Empresa de telemarketing. Essa expressão apavora. As empresas tentaram de todas as maneiras desaparecer com ela. Tentou-se mudar para empresas de call Center, contact center, telesservicos e, agora, já se fala em BPO de voz.
Mas o que tenho me perguntado é: temos vergonha do quê? Do nome, ou da atividade? Mudar o nome vai alterar alguma coisa, ou todos continuarão com vergonha de trabalhar em BPOs de voz (ou seja, em empresas de telemarketing), apenas por falta de opção, ou por movimentar valores financeiros muito altos?
Por que tantos profissionais nesse setor não querem se identificar como quem trabalha em uma empresa de telemarketing? Quando converso com os profissionais do setor, na maioria das vezes percebo o cuidado que muitos têm em afirmar: “minha empresa não faz telemarketing, somos uma empresa de contact center, somos uma empresa de BPO ou uma empresa de Tecnologia da Informação”.
==*==
→ **OBJETIVO DO EXERCÍCIO**: Reescreva todo o trecho do texto sobre telemarketing que vai de "Mas o que tenho" até "financeiros muito altos?", substituindo "vergonha" por "receio" em todas as ocorrências.
==*==
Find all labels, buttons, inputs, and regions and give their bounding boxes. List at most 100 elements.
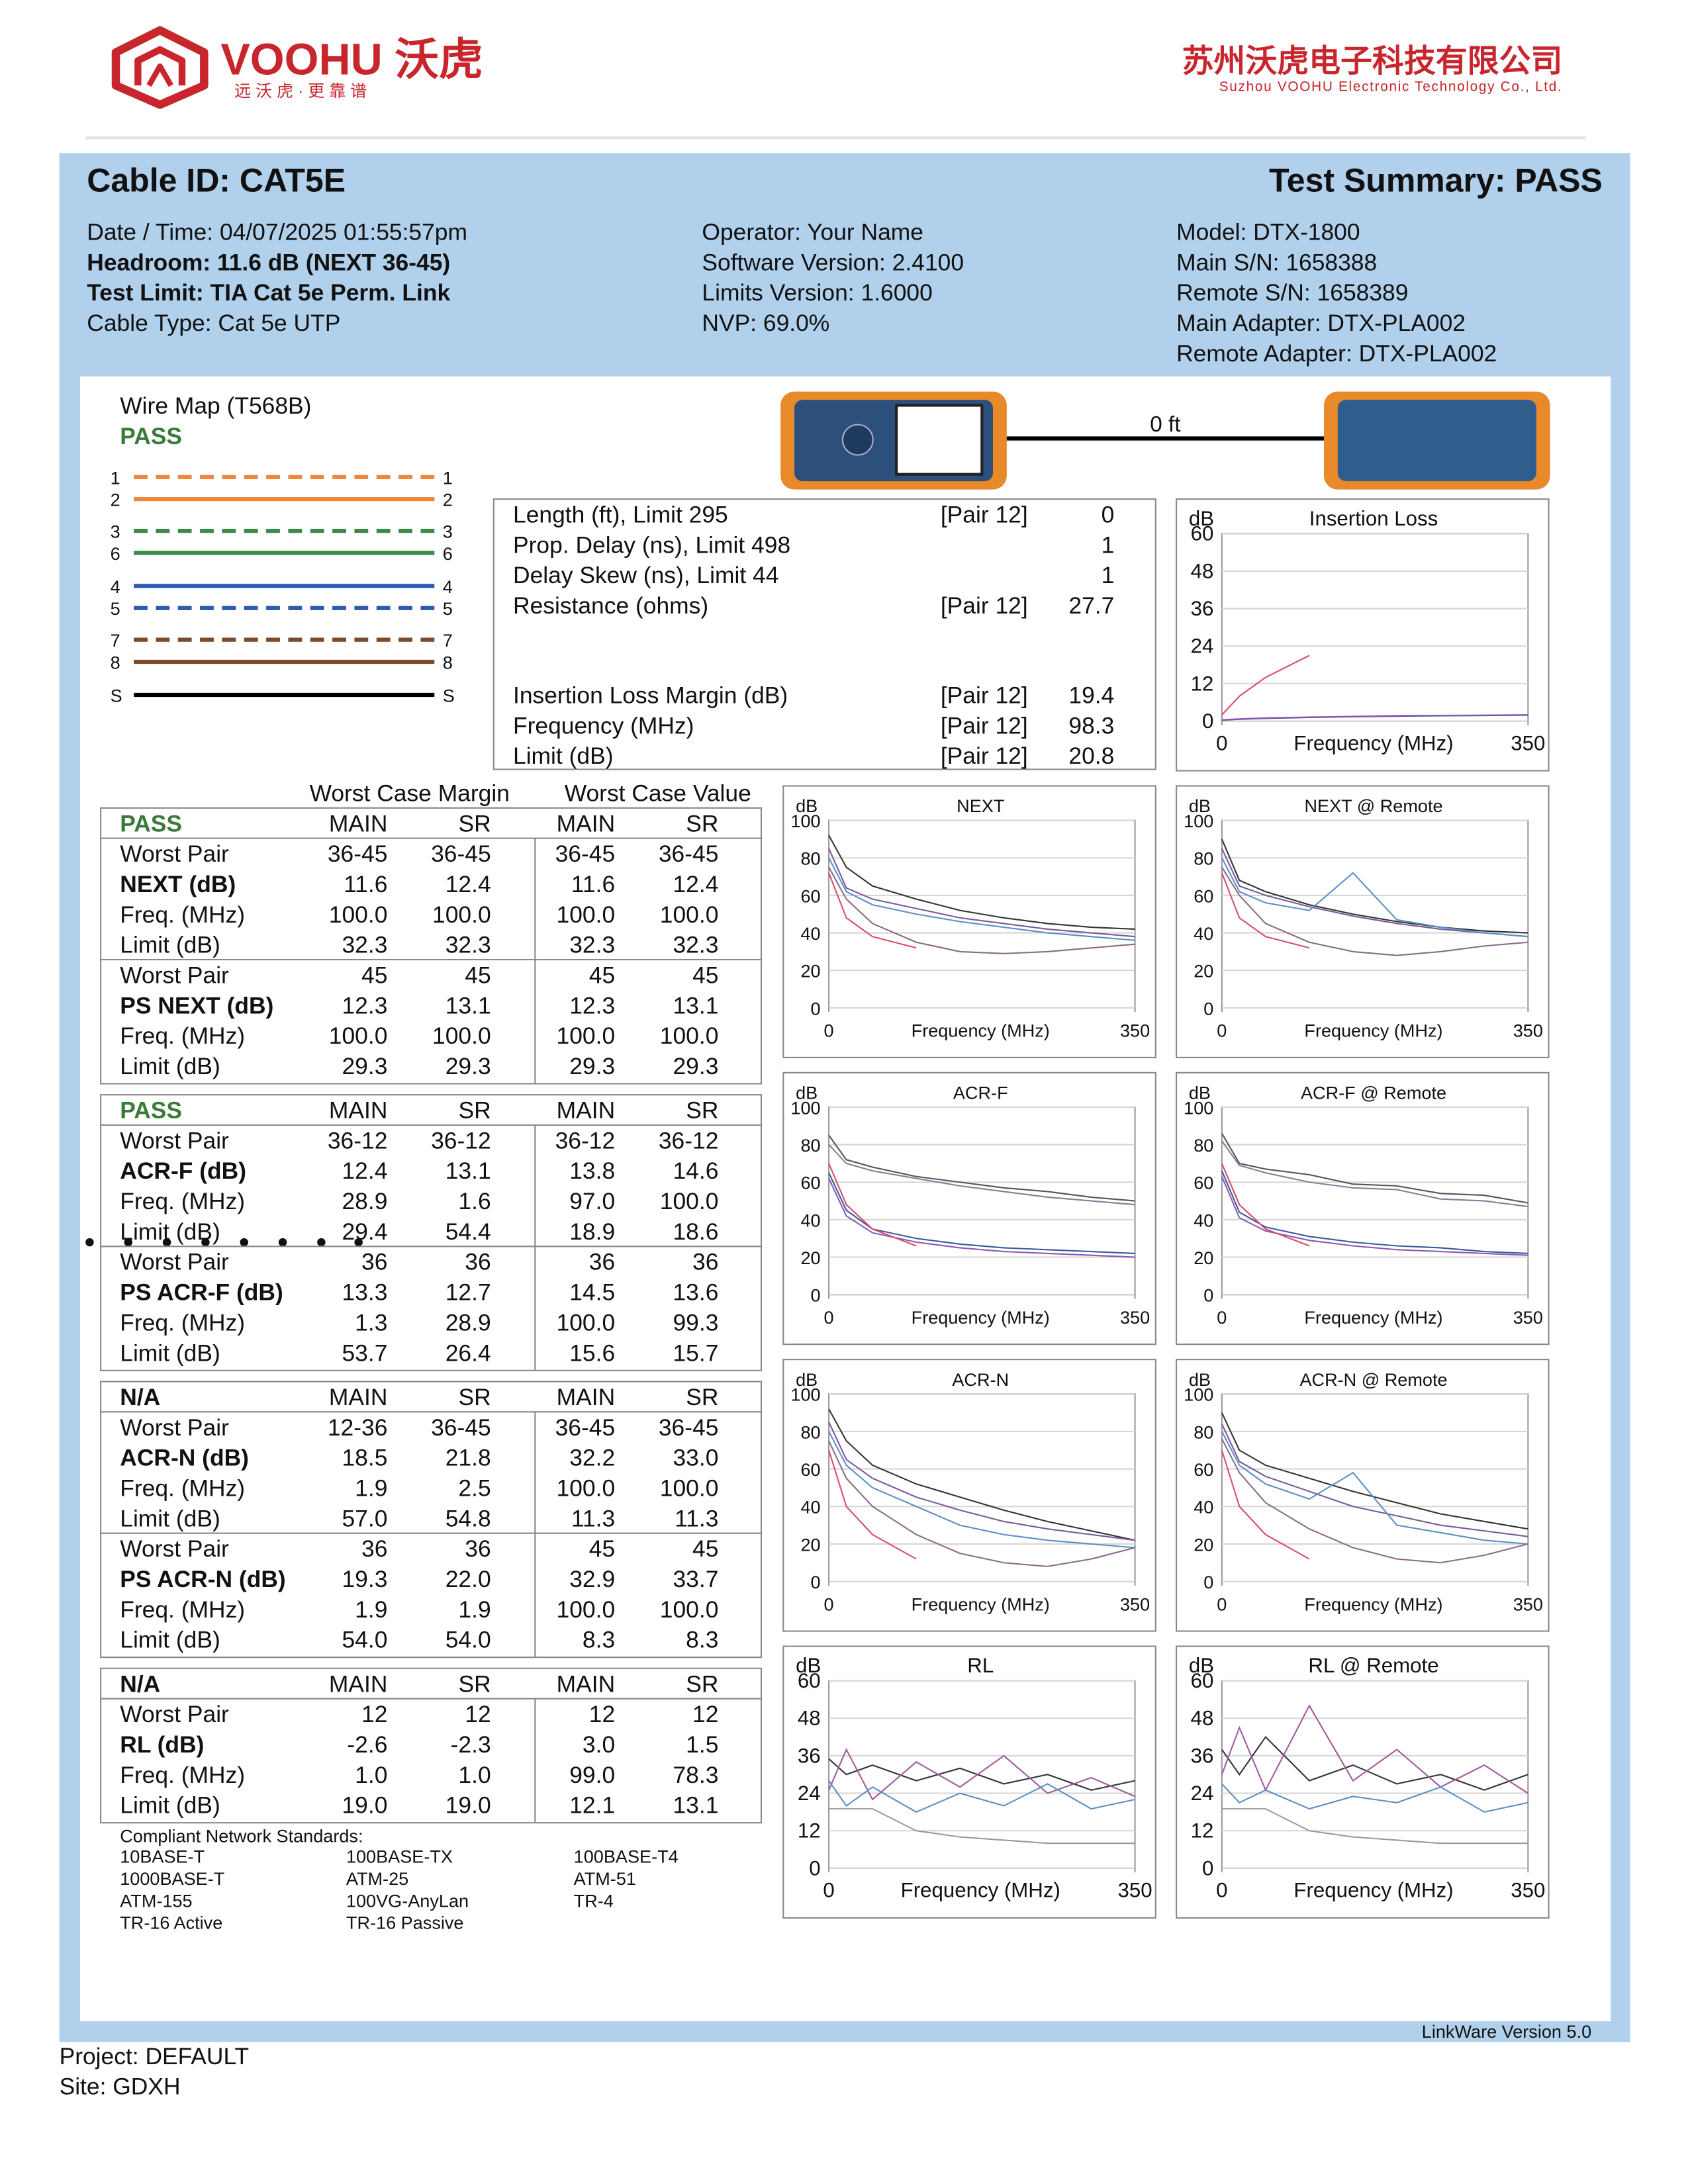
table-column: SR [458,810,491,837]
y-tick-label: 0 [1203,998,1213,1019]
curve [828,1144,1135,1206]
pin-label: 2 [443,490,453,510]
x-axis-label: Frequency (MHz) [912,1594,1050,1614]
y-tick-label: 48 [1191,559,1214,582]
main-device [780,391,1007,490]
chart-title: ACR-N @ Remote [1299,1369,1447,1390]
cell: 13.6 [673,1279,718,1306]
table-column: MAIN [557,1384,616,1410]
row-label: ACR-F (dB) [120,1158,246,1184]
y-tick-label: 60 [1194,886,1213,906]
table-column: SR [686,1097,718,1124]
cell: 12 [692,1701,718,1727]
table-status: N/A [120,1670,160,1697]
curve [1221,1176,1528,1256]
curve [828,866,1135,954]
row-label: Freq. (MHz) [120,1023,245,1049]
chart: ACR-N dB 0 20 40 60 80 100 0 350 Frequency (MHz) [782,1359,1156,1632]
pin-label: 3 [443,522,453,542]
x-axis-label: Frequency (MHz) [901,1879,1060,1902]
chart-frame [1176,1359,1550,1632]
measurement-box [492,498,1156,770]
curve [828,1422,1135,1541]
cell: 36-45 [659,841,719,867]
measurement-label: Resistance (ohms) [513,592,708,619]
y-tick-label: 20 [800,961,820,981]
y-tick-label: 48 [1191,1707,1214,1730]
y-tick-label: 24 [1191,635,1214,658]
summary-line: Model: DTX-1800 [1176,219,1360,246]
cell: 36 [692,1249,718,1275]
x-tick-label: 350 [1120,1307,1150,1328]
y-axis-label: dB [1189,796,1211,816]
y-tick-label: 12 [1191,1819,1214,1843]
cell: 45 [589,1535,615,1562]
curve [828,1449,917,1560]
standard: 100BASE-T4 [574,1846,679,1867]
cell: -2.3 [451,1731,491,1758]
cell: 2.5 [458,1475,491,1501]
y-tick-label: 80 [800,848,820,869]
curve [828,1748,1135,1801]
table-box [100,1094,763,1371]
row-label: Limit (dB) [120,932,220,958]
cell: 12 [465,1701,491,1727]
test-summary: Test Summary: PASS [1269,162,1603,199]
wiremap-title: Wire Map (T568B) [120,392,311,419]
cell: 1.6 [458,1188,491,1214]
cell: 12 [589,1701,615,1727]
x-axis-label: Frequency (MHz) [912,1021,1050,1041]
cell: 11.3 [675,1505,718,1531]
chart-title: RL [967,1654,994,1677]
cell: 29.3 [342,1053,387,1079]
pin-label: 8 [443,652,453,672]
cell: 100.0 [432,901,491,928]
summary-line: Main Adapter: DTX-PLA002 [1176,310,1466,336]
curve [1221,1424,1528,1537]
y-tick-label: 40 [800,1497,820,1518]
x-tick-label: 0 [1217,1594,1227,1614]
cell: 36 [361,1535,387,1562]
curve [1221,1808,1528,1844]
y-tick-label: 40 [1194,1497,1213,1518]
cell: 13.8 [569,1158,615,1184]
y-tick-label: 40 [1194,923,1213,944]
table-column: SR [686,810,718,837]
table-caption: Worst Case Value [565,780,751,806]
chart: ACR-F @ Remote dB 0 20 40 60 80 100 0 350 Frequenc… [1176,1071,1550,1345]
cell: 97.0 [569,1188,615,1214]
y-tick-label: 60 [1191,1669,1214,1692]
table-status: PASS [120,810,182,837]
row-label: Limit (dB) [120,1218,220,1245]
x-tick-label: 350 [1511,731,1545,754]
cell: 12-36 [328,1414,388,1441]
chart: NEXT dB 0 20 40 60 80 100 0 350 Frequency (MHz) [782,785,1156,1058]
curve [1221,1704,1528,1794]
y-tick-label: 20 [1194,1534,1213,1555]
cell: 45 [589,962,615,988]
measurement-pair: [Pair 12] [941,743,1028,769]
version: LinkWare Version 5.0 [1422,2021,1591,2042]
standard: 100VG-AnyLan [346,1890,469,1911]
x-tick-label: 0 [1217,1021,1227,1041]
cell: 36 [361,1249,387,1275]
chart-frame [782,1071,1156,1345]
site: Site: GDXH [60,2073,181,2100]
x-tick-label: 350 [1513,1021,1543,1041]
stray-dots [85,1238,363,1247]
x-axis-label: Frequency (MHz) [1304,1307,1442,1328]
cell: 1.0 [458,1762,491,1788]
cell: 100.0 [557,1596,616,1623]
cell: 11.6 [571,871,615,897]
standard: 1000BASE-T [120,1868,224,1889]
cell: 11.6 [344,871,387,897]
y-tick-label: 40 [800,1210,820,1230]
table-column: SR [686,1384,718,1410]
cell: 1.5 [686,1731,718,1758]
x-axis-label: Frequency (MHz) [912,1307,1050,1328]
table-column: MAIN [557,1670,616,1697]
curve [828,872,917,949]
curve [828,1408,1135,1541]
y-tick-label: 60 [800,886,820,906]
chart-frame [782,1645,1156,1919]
==*==
→ **RESPOSTA DA TAREFA**:
Mas o que tenho me perguntado é: temos receio do quê? Do nome, ou da atividade? Mudar o nome vai alterar alguma coisa, ou todos continuarão com receio de trabalhar em BPOs de voz (ou seja, em empresas de telemarketing), apenas por falta de opção, ou por movimentar valores financeiros muito altos?